-- begin --

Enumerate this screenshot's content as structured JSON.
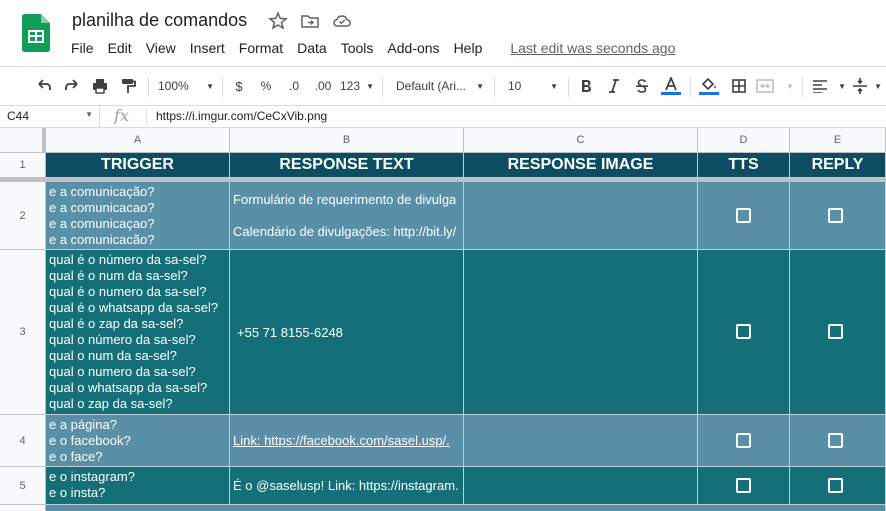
{
  "doc": {
    "title": "planilha de comandos",
    "menus": [
      "File",
      "Edit",
      "View",
      "Insert",
      "Format",
      "Data",
      "Tools",
      "Add-ons",
      "Help"
    ],
    "last_edit": "Last edit was seconds ago"
  },
  "toolbar": {
    "zoom": "100%",
    "currency": "$",
    "percent": "%",
    "dec_decrease": ".0",
    "dec_increase": ".00",
    "number_format": "123",
    "font": "Default (Ari...",
    "font_size": "10"
  },
  "formula_bar": {
    "cell_ref": "C44",
    "fx": "fx",
    "value": "https://i.imgur.com/CeCxVib.png"
  },
  "columns": [
    "A",
    "B",
    "C",
    "D",
    "E"
  ],
  "row_numbers": [
    "1",
    "2",
    "3",
    "4",
    "5"
  ],
  "headers": {
    "trigger": "TRIGGER",
    "response_text": "RESPONSE TEXT",
    "response_image": "RESPONSE IMAGE",
    "tts": "TTS",
    "reply": "REPLY"
  },
  "rows": [
    {
      "trigger": [
        "e a comunicação?",
        "e a comunicacao?",
        "e a comunicaçao?",
        "e a comunicacão?"
      ],
      "response": [
        "Formulário de requerimento de divulga",
        "",
        "Calendário de divulgações: http://bit.ly/"
      ]
    },
    {
      "trigger": [
        "qual é o número da sa-sel?",
        "qual é o num da sa-sel?",
        "qual é o numero da sa-sel?",
        "qual é o whatsapp da sa-sel?",
        "qual é o zap da sa-sel?",
        "qual o número da sa-sel?",
        "qual o num da sa-sel?",
        "qual o numero da sa-sel?",
        "qual o whatsapp da sa-sel?",
        "qual o zap da sa-sel?"
      ],
      "response": [
        "+55 71 8155-6248"
      ]
    },
    {
      "trigger": [
        "e a página?",
        "e o facebook?",
        "e o face?"
      ],
      "response": [
        "Link: https://facebook.com/sasel.usp/."
      ]
    },
    {
      "trigger": [
        "e o instagram?",
        "e o insta?"
      ],
      "response": [
        "É o @saselusp! Link: https://instagram."
      ]
    }
  ],
  "colors": {
    "header_bg": "#0d4d62",
    "row_light": "#5a8fa8",
    "row_dark": "#146f78",
    "sheets_green": "#0f9d58"
  }
}
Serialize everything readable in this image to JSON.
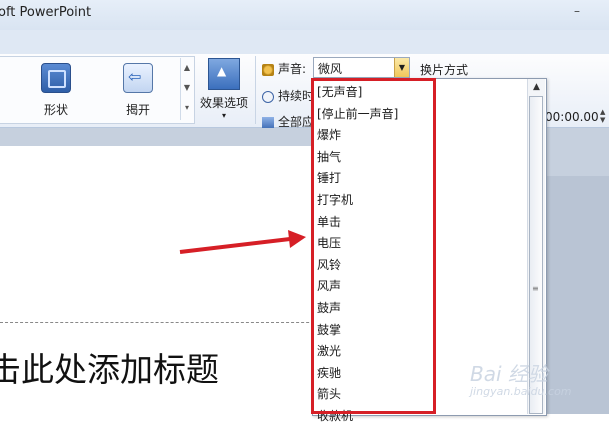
{
  "window": {
    "title": "oft PowerPoint",
    "minimize_label": "–"
  },
  "ribbon": {
    "gallery": {
      "shape_label": "形状",
      "reveal_label": "揭开"
    },
    "effect_options_label": "效果选项",
    "sound_label": "声音:",
    "sound_value": "微风",
    "duration_label": "持续时",
    "apply_all_label": "全部应",
    "switch_label": "换片方式",
    "time_value": "00:00.00"
  },
  "sound_dropdown": {
    "items": [
      "[无声音]",
      "[停止前一声音]",
      "爆炸",
      "抽气",
      "锤打",
      "打字机",
      "单击",
      "电压",
      "风铃",
      "风声",
      "鼓声",
      "鼓掌",
      "激光",
      "疾驰",
      "箭头",
      "收款机"
    ]
  },
  "slide": {
    "title_placeholder": "击此处添加标题"
  },
  "watermark": {
    "brand": "Bai 经验",
    "url": "jingyan.baidu.com"
  },
  "colors": {
    "highlight_box": "#d61f26",
    "arrow": "#d61f26"
  }
}
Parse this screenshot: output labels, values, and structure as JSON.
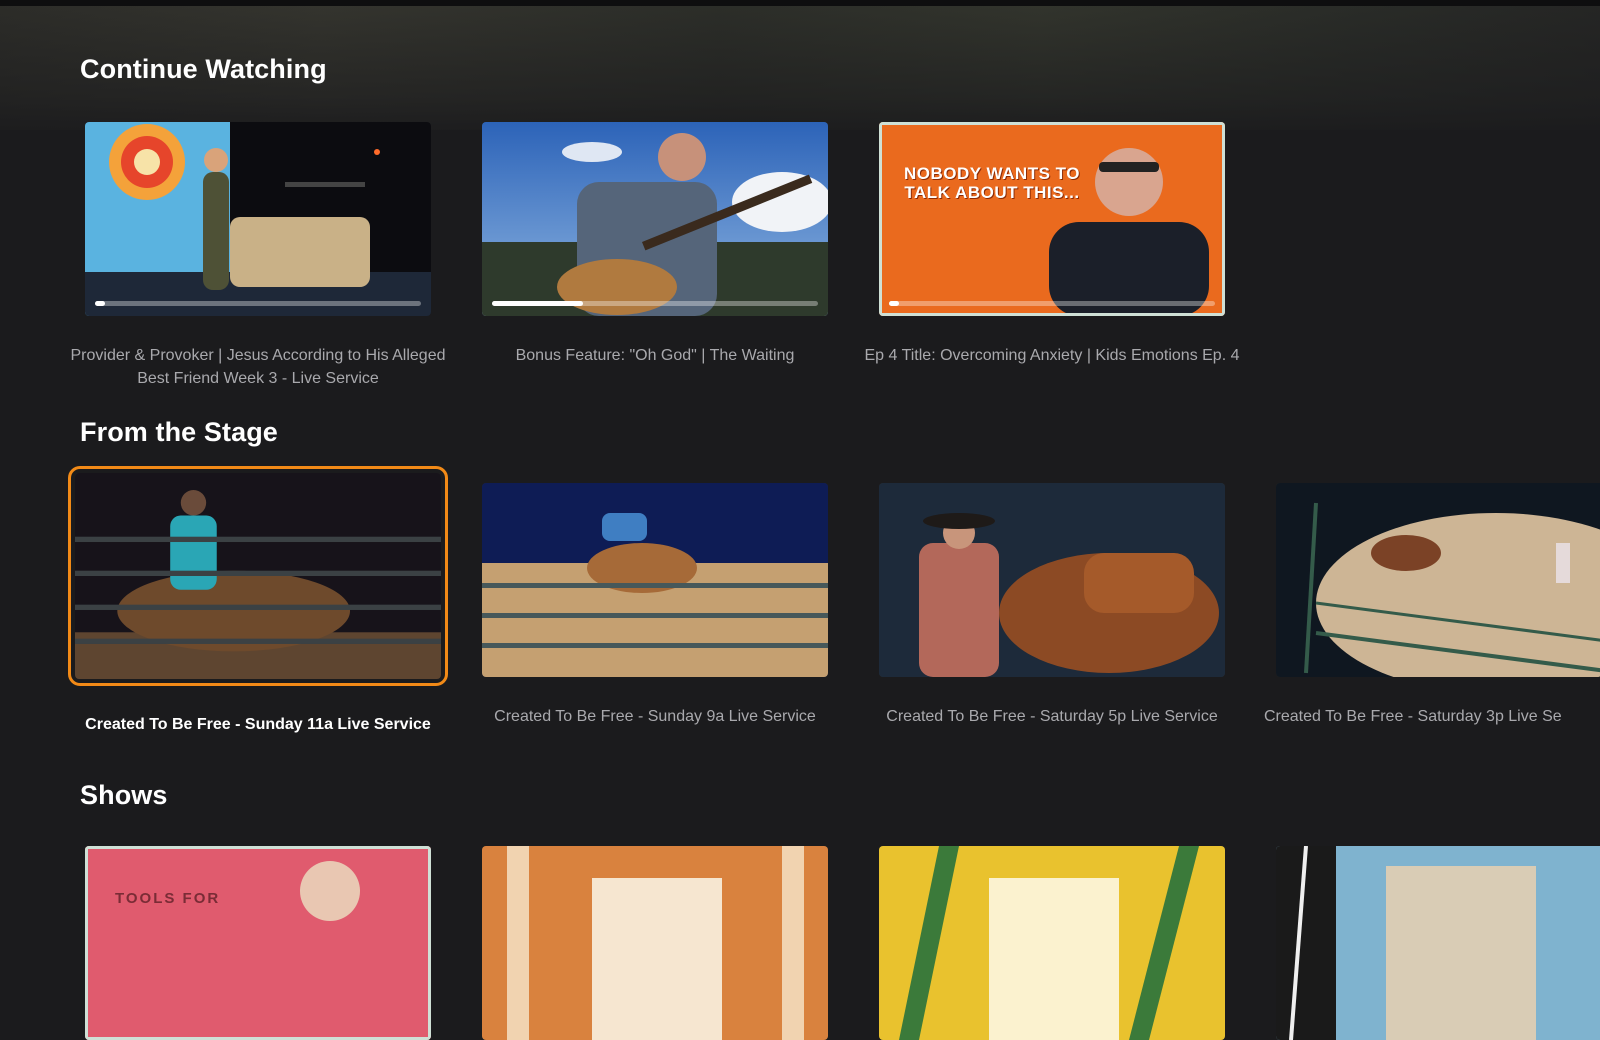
{
  "sections": {
    "continue_watching": {
      "title": "Continue Watching",
      "items": [
        {
          "caption": "Provider & Provoker | Jesus According to His Alleged Best Friend Week 3 - Live Service",
          "progress": 0.03
        },
        {
          "caption": "Bonus Feature: \"Oh God\" | The Waiting",
          "progress": 0.28
        },
        {
          "caption": "Ep 4 Title: Overcoming Anxiety | Kids Emotions Ep. 4",
          "progress": 0.03,
          "overlay": "NOBODY WANTS TO TALK ABOUT THIS..."
        }
      ]
    },
    "from_the_stage": {
      "title": "From the Stage",
      "items": [
        {
          "caption": "Created To Be Free - Sunday 11a Live Service",
          "focused": true
        },
        {
          "caption": "Created To Be Free - Sunday 9a Live Service"
        },
        {
          "caption": "Created To Be Free - Saturday 5p Live Service"
        },
        {
          "caption": "Created To Be Free - Saturday 3p Live Se"
        }
      ]
    },
    "shows": {
      "title": "Shows",
      "items": [
        {
          "text": "TOOLS FOR"
        },
        {
          "text": ""
        },
        {
          "text": ""
        },
        {
          "text": ""
        }
      ]
    }
  },
  "colors": {
    "background": "#1b1b1d",
    "focus": "#f28a17",
    "caption": "#a9a9ad",
    "progress_fill": "#ffffff"
  }
}
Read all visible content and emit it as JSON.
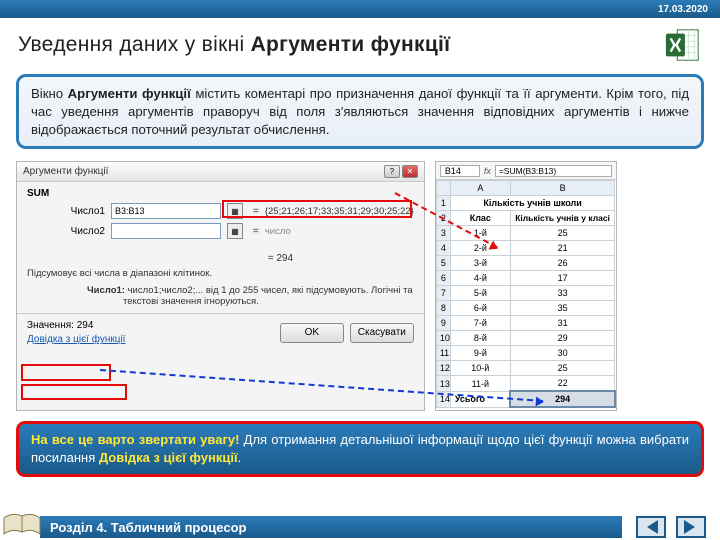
{
  "date": "17.03.2020",
  "title_prefix": "Уведення даних у вікні ",
  "title_bold": "Аргументи функції",
  "info_p1a": "Вікно ",
  "info_p1b": "Аргументи функції",
  "info_p1c": " містить коментарі про призначення даної функції та її аргументи. Крім того, під час уведення аргументів праворуч від поля з'являються значення відповідних аргументів і нижче відображається поточний результат обчислення.",
  "dialog": {
    "title": "Аргументи функції",
    "fn": "SUM",
    "arg1_label": "Число1",
    "arg1_value": "B3:B13",
    "arg1_result": "{25;21;26;17;33;35;31;29;30;25;22}",
    "arg2_label": "Число2",
    "arg2_placeholder": "число",
    "eq": "=",
    "calc": "=  294",
    "desc": "Підсумовує всі числа в діапазоні клітинок.",
    "arg_desc_b": "Число1:",
    "arg_desc": " число1;число2;... від 1 до 255 чисел, які підсумовують. Логічні та текстові значення ігноруються.",
    "value_label": "Значення:  294",
    "help": "Довідка з цієї функції",
    "ok": "OK",
    "cancel": "Скасувати"
  },
  "sheet": {
    "cellref": "B14",
    "fx": "fx",
    "formula": "=SUM(B3:B13)",
    "colA": "A",
    "colB": "B",
    "merged_title": "Кількість учнів школи",
    "hdrA": "Клас",
    "hdrB": "Кількість учнів у класі",
    "rows": [
      {
        "n": "3",
        "a": "1-й",
        "b": "25"
      },
      {
        "n": "4",
        "a": "2-й",
        "b": "21"
      },
      {
        "n": "5",
        "a": "3-й",
        "b": "26"
      },
      {
        "n": "6",
        "a": "4-й",
        "b": "17"
      },
      {
        "n": "7",
        "a": "5-й",
        "b": "33"
      },
      {
        "n": "8",
        "a": "6-й",
        "b": "35"
      },
      {
        "n": "9",
        "a": "7-й",
        "b": "31"
      },
      {
        "n": "10",
        "a": "8-й",
        "b": "29"
      },
      {
        "n": "11",
        "a": "9-й",
        "b": "30"
      },
      {
        "n": "12",
        "a": "10-й",
        "b": "25"
      },
      {
        "n": "13",
        "a": "11-й",
        "b": "22"
      }
    ],
    "total_row": "14",
    "total_a": "Усього",
    "total_b": "294"
  },
  "warn": {
    "em1": "На все це варто звертати увагу!",
    "t1": " Для отримання детальнішої інформації щодо цієї функції можна вибрати посилання ",
    "em2": "Довідка з цієї функції",
    "t2": "."
  },
  "footer": "Розділ 4. Табличний процесор"
}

-- end --

*Exercise requirements*.
Search the preceding listing for the word "учнів" and pull out every line that holds it.

*Final result*.
    "merged_title": "Кількість учнів школи",
    "hdrB": "Кількість учнів у класі",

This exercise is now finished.